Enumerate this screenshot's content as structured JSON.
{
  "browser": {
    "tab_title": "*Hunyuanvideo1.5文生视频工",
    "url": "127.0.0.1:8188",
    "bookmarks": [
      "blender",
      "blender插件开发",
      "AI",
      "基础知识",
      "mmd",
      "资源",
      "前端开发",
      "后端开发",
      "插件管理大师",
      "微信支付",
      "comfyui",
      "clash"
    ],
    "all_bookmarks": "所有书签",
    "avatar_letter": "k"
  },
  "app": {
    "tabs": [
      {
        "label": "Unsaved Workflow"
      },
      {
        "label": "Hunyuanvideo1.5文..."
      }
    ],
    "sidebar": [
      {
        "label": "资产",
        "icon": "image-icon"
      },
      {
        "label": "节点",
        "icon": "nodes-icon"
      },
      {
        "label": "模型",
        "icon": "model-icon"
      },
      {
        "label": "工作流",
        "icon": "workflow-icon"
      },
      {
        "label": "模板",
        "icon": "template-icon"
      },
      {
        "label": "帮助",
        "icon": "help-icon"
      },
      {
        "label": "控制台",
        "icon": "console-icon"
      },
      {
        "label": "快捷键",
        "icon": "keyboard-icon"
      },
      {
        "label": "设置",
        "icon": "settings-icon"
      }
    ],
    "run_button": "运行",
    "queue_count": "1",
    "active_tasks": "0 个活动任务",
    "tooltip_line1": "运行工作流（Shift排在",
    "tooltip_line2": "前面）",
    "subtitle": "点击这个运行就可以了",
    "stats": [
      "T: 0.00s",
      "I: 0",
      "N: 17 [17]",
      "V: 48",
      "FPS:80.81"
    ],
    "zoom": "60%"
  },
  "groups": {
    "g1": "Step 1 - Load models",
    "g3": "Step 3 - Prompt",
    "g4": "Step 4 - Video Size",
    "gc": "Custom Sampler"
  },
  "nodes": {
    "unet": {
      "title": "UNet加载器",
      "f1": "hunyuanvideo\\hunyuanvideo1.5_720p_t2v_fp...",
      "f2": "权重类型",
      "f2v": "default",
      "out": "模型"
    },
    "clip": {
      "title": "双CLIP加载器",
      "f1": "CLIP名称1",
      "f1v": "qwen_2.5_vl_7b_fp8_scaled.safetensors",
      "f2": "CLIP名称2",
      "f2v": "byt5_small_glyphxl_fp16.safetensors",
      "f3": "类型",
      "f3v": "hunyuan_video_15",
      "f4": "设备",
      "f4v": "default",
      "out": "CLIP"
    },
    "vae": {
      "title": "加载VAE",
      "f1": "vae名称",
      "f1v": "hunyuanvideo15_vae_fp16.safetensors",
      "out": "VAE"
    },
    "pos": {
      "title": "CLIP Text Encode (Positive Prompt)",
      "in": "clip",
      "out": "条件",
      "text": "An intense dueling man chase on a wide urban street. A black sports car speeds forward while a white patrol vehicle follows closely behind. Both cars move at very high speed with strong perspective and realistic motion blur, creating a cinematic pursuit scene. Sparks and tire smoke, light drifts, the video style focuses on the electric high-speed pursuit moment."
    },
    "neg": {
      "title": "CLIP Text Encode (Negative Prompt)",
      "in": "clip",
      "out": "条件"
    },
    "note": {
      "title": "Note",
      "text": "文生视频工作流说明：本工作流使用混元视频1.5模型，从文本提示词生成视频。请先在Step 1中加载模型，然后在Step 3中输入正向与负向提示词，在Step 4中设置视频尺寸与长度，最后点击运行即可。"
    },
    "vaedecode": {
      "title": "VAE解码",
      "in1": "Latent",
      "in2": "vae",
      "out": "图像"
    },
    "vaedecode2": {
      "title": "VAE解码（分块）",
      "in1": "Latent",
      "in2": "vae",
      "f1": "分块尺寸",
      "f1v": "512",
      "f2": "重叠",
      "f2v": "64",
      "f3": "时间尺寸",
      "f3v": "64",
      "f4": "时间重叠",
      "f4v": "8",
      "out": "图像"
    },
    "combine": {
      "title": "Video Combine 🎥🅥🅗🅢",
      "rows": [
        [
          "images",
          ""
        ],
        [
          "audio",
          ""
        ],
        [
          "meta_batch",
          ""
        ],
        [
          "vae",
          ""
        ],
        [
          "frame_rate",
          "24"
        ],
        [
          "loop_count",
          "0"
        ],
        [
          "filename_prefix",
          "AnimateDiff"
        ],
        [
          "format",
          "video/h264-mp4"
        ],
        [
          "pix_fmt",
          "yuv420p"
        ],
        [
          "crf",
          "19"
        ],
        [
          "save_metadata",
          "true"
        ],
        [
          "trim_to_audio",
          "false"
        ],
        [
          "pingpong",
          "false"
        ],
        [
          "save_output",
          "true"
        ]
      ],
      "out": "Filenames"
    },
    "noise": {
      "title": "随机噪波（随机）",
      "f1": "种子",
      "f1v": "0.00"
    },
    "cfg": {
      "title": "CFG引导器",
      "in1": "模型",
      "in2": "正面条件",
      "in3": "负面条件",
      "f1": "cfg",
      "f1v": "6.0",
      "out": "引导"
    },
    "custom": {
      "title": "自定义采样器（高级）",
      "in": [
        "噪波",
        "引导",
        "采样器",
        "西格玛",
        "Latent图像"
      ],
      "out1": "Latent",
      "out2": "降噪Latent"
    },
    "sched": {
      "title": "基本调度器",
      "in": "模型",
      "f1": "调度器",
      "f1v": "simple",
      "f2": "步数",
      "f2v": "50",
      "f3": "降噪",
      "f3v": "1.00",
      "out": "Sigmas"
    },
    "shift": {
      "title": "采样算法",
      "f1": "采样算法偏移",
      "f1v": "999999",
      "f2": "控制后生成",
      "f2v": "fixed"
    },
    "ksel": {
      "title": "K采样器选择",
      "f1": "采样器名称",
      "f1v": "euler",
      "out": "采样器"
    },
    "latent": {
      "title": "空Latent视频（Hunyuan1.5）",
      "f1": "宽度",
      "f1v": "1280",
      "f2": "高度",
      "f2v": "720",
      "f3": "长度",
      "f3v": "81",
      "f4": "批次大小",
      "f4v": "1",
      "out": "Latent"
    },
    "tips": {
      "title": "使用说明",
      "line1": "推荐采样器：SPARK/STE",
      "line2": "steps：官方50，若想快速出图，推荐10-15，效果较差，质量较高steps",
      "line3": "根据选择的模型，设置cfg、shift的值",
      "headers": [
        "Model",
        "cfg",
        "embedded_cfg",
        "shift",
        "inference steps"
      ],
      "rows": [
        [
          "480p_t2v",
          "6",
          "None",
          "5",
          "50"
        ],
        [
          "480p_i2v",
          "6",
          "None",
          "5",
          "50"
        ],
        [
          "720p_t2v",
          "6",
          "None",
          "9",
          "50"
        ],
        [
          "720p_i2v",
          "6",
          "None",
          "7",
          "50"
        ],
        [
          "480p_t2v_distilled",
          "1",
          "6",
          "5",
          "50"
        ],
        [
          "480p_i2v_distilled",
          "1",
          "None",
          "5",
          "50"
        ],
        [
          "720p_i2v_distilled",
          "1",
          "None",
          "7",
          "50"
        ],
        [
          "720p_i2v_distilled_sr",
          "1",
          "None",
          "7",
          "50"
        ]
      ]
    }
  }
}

▶ Aim
Tally up the lines holding the word "steps" in the data above, and answer with that figure only.

▶ Answer to the exercise
2